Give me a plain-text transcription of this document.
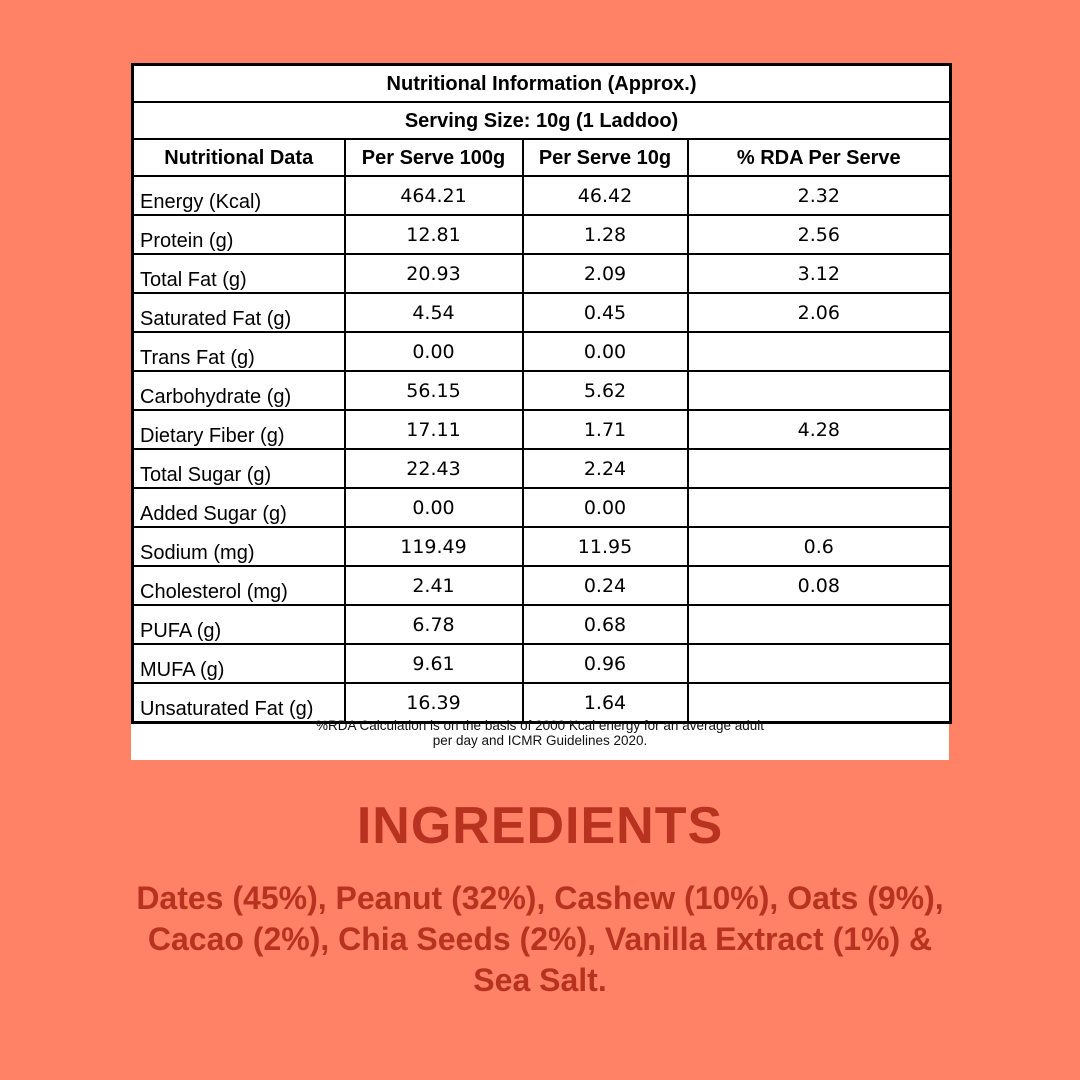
Nutritional Information (Approx.)			
Serving Size: 10g (1 Laddoo)			
Nutritional Data	Per Serve 100g	Per Serve 10g	% RDA Per Serve
Energy (Kcal)	464.21	46.42	2.32
Protein (g)	12.81	1.28	2.56
Total Fat (g)	20.93	2.09	3.12
Saturated Fat (g)	4.54	0.45	2.06
Trans Fat (g)	0.00	0.00	
Carbohydrate (g)	56.15	5.62	
Dietary Fiber (g)	17.11	1.71	4.28
Total Sugar (g)	22.43	2.24	
Added Sugar (g)	0.00	0.00	
Sodium (mg)	119.49	11.95	0.6
Cholesterol (mg)	2.41	0.24	0.08
PUFA (g)	6.78	0.68	
MUFA (g)	9.61	0.96	
Unsaturated Fat (g)	16.39	1.64	
%RDA Calculation is on the basis of 2000 Kcal energy for an average adult
per day and ICMR Guidelines 2020.
INGREDIENTS
Dates (45%), Peanut (32%), Cashew (10%), Oats (9%),
Cacao (2%), Chia Seeds (2%), Vanilla Extract (1%) &
Sea Salt.
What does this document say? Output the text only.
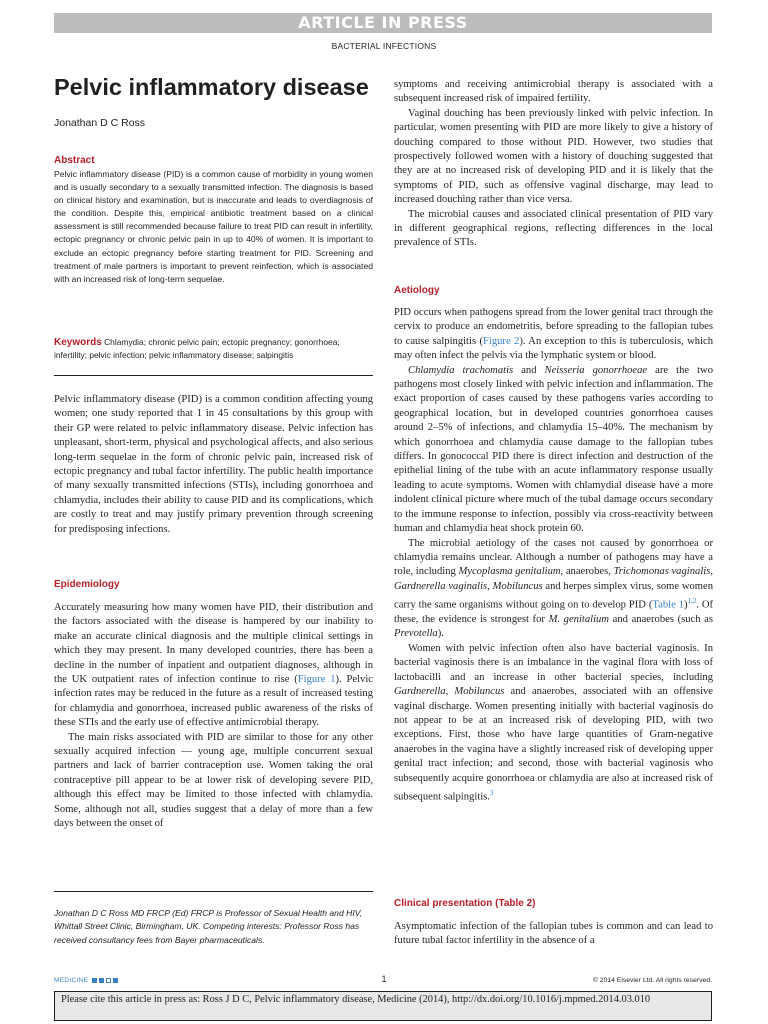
ARTICLE IN PRESS
BACTERIAL INFECTIONS
Pelvic inflammatory disease
Jonathan D C Ross
Abstract
Pelvic inflammatory disease (PID) is a common cause of morbidity in young women and is usually secondary to a sexually transmitted infection. The diagnosis is based on clinical history and examination, but is inaccurate and leads to overdiagnosis of the condition. Despite this, empirical antibiotic treatment based on a clinical assessment is still recommended because failure to treat PID can result in infertility, ectopic pregnancy or chronic pelvic pain in up to 40% of women. It is important to exclude an ectopic pregnancy before starting treatment for PID. Screening and treatment of male partners is important to prevent reinfection, which is associated with an increased risk of long-term sequelae.
Keywords Chlamydia; chronic pelvic pain; ectopic pregnancy; gonorrhoea; infertility; pelvic infection; pelvic inflammatory disease; salpingitis

Pelvic inflammatory disease (PID) is a common condition affecting young women; one study reported that 1 in 45 consultations by this group with their GP were related to pelvic inflammatory disease. Pelvic infection has unpleasant, short-term, physical and psychological affects, and also serious long-term sequelae in the form of chronic pelvic pain, increased risk of ectopic pregnancy and tubal factor infertility. The public health importance of many sexually transmitted infections (STIs), including gonorrhoea and chlamydia, includes their ability to cause PID and its complications, which are costly to treat and may justify primary prevention through screening for predisposing infections.

Epidemiology

Accurately measuring how many women have PID, their distribution and the factors associated with the disease is hampered by our inability to make an accurate clinical diagnosis and the multiple clinical settings in which they may present. In many developed countries, there has been a decline in the number of inpatient and outpatient diagnoses, although in the UK outpatient rates of infection continue to rise (Figure 1). Pelvic infection rates may be reduced in the future as a result of increased testing for chlamydia and gonorrhoea, increased public awareness of the risks of these STIs and the early use of effective antimicrobial therapy.

The main risks associated with PID are similar to those for any other sexually acquired infection — young age, multiple concurrent sexual partners and lack of barrier contraception use. Women taking the oral contraceptive pill appear to be at lower risk of developing severe PID, although this effect may be limited to those infected with chlamydia. Some, although not all, studies suggest that a delay of more than a few days between the onset of

Jonathan D C Ross MD FRCP (Ed) FRCP is Professor of Sexual Health and HIV, Whittall Street Clinic, Birmingham, UK. Competing interests: Professor Ross has received consultancy fees from Bayer pharmaceuticals.

symptoms and receiving antimicrobial therapy is associated with a subsequent increased risk of impaired fertility.

Vaginal douching has been previously linked with pelvic infection. In particular, women presenting with PID are more likely to give a history of douching compared to those without PID. However, two studies that prospectively followed women with a history of douching suggested that they are at no increased risk of developing PID and it is likely that the symptoms of PID, such as offensive vaginal discharge, may lead to increased douching rather than vice versa.

The microbial causes and associated clinical presentation of PID vary in different geographical regions, reflecting differences in the local prevalence of STIs.

Aetiology

PID occurs when pathogens spread from the lower genital tract through the cervix to produce an endometritis, before spreading to the fallopian tubes to cause salpingitis (Figure 2). An exception to this is tuberculosis, which may often infect the pelvis via the lymphatic system or blood.

Chlamydia trachomatis and Neisseria gonorrhoeae are the two pathogens most closely linked with pelvic infection and inflammation. The exact proportion of cases caused by these pathogens varies according to geographical location, but in developed countries gonorrhoea causes around 2–5% of infections, and chlamydia 15–40%. The mechanism by which gonorrhoea and chlamydia cause damage to the fallopian tubes differs. In gonococcal PID there is direct infection and destruction of the epithelial lining of the tube with an acute inflammatory response usually leading to acute symptoms. Women with chlamydial disease have a more indolent clinical picture where much of the tubal damage occurs secondary to the immune response to infection, possibly via cross-reactivity between human and chlamydia heat shock protein 60.

The microbial aetiology of the cases not caused by gonorrhoea or chlamydia remains unclear. Although a number of pathogens may have a role, including Mycoplasma genitalium, anaerobes, Trichomonas vaginalis, Gardnerella vaginalis, Mobiluncus and herpes simplex virus, some women carry the same organisms without going on to develop PID (Table 1)$^{1,2}$. Of these, the evidence is strongest for M. genitalium and anaerobes (such as Prevotella).

Women with pelvic infection often also have bacterial vaginosis. In bacterial vaginosis there is an imbalance in the vaginal flora with loss of lactobacilli and an increase in other bacterial species, including Gardnerella, Mobiluncus and anaerobes, associated with an offensive vaginal discharge. Women presenting initially with bacterial vaginosis do not appear to be at an increased risk of developing PID, with two exceptions. First, those who have large quantities of Gram-negative anaerobes in the vagina have a slightly increased risk of developing upper genital tract infection; and second, those with bacterial vaginosis who subsequently acquire gonorrhoea or chlamydia are also at increased risk of subsequent salpingitis.$^3$

Clinical presentation (Table 2)

Asymptomatic infection of the fallopian tubes is common and can lead to future tubal factor infertility in the absence of a

MEDICINE	1	© 2014 Elsevier Ltd. All rights reserved.
Please cite this article in press as: Ross J D C, Pelvic inflammatory disease, Medicine (2014), http://dx.doi.org/10.1016/j.mpmed.2014.03.010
++++
__What the task asks__. An exact, word-for-word copy of the records is expected, with no pictures in it.

__Answer space__.
Give me a plain-text transcription of this document.
Nutritional Information (Approx.)			
Serving Size: 10g (1 Laddoo)			
Nutritional Data	Per Serve 100g	Per Serve 10g	% RDA Per Serve
Energy (Kcal)	464.21	46.42	2.32
Protein (g)	12.81	1.28	2.56
Total Fat (g)	20.93	2.09	3.12
Saturated Fat (g)	4.54	0.45	2.06
Trans Fat (g)	0.00	0.00	
Carbohydrate (g)	56.15	5.62	
Dietary Fiber (g)	17.11	1.71	4.28
Total Sugar (g)	22.43	2.24	
Added Sugar (g)	0.00	0.00	
Sodium (mg)	119.49	11.95	0.6
Cholesterol (mg)	2.41	0.24	0.08
PUFA (g)	6.78	0.68	
MUFA (g)	9.61	0.96	
Unsaturated Fat (g)	16.39	1.64	
%RDA Calculation is on the basis of 2000 Kcal energy for an average adult
per day and ICMR Guidelines 2020.
INGREDIENTS
Dates (45%), Peanut (32%), Cashew (10%), Oats (9%),
Cacao (2%), Chia Seeds (2%), Vanilla Extract (1%) &
Sea Salt.
What does this document say? Output the text only.
ARTICLE IN PRESS
BACTERIAL INFECTIONS
Pelvic inflammatory disease
Jonathan D C Ross
Abstract
Pelvic inflammatory disease (PID) is a common cause of morbidity in young women and is usually secondary to a sexually transmitted infection. The diagnosis is based on clinical history and examination, but is inaccurate and leads to overdiagnosis of the condition. Despite this, empirical antibiotic treatment based on a clinical assessment is still recommended because failure to treat PID can result in infertility, ectopic pregnancy or chronic pelvic pain in up to 40% of women. It is important to exclude an ectopic pregnancy before starting treatment for PID. Screening and treatment of male partners is important to prevent reinfection, which is associated with an increased risk of long-term sequelae.
Keywords Chlamydia; chronic pelvic pain; ectopic pregnancy; gonorrhoea; infertility; pelvic infection; pelvic inflammatory disease; salpingitis

Pelvic inflammatory disease (PID) is a common condition affecting young women; one study reported that 1 in 45 consultations by this group with their GP were related to pelvic inflammatory disease. Pelvic infection has unpleasant, short-term, physical and psychological affects, and also serious long-term sequelae in the form of chronic pelvic pain, increased risk of ectopic pregnancy and tubal factor infertility. The public health importance of many sexually transmitted infections (STIs), including gonorrhoea and chlamydia, includes their ability to cause PID and its complications, which are costly to treat and may justify primary prevention through screening for predisposing infections.

Epidemiology

Accurately measuring how many women have PID, their distribution and the factors associated with the disease is hampered by our inability to make an accurate clinical diagnosis and the multiple clinical settings in which they may present. In many developed countries, there has been a decline in the number of inpatient and outpatient diagnoses, although in the UK outpatient rates of infection continue to rise (Figure 1). Pelvic infection rates may be reduced in the future as a result of increased testing for chlamydia and gonorrhoea, increased public awareness of the risks of these STIs and the early use of effective antimicrobial therapy.

The main risks associated with PID are similar to those for any other sexually acquired infection — young age, multiple concurrent sexual partners and lack of barrier contraception use. Women taking the oral contraceptive pill appear to be at lower risk of developing severe PID, although this effect may be limited to those infected with chlamydia. Some, although not all, studies suggest that a delay of more than a few days between the onset of

Jonathan D C Ross MD FRCP (Ed) FRCP is Professor of Sexual Health and HIV, Whittall Street Clinic, Birmingham, UK. Competing interests: Professor Ross has received consultancy fees from Bayer pharmaceuticals.

symptoms and receiving antimicrobial therapy is associated with a subsequent increased risk of impaired fertility.

Vaginal douching has been previously linked with pelvic infection. In particular, women presenting with PID are more likely to give a history of douching compared to those without PID. However, two studies that prospectively followed women with a history of douching suggested that they are at no increased risk of developing PID and it is likely that the symptoms of PID, such as offensive vaginal discharge, may lead to increased douching rather than vice versa.

The microbial causes and associated clinical presentation of PID vary in different geographical regions, reflecting differences in the local prevalence of STIs.

Aetiology

PID occurs when pathogens spread from the lower genital tract through the cervix to produce an endometritis, before spreading to the fallopian tubes to cause salpingitis (Figure 2). An exception to this is tuberculosis, which may often infect the pelvis via the lymphatic system or blood.

Chlamydia trachomatis and Neisseria gonorrhoeae are the two pathogens most closely linked with pelvic infection and inflammation. The exact proportion of cases caused by these pathogens varies according to geographical location, but in developed countries gonorrhoea causes around 2–5% of infections, and chlamydia 15–40%. The mechanism by which gonorrhoea and chlamydia cause damage to the fallopian tubes differs. In gonococcal PID there is direct infection and destruction of the epithelial lining of the tube with an acute inflammatory response usually leading to acute symptoms. Women with chlamydial disease have a more indolent clinical picture where much of the tubal damage occurs secondary to the immune response to infection, possibly via cross-reactivity between human and chlamydia heat shock protein 60.

The microbial aetiology of the cases not caused by gonorrhoea or chlamydia remains unclear. Although a number of pathogens may have a role, including Mycoplasma genitalium, anaerobes, Trichomonas vaginalis, Gardnerella vaginalis, Mobiluncus and herpes simplex virus, some women carry the same organisms without going on to develop PID (Table 1)$^{1,2}$. Of these, the evidence is strongest for M. genitalium and anaerobes (such as Prevotella).

Women with pelvic infection often also have bacterial vaginosis. In bacterial vaginosis there is an imbalance in the vaginal flora with loss of lactobacilli and an increase in other bacterial species, including Gardnerella, Mobiluncus and anaerobes, associated with an offensive vaginal discharge. Women presenting initially with bacterial vaginosis do not appear to be at an increased risk of developing PID, with two exceptions. First, those who have large quantities of Gram-negative anaerobes in the vagina have a slightly increased risk of developing upper genital tract infection; and second, those with bacterial vaginosis who subsequently acquire gonorrhoea or chlamydia are also at increased risk of subsequent salpingitis.$^3$

Clinical presentation (Table 2)

Asymptomatic infection of the fallopian tubes is common and can lead to future tubal factor infertility in the absence of a

MEDICINE	1	© 2014 Elsevier Ltd. All rights reserved.
Please cite this article in press as: Ross J D C, Pelvic inflammatory disease, Medicine (2014), http://dx.doi.org/10.1016/j.mpmed.2014.03.010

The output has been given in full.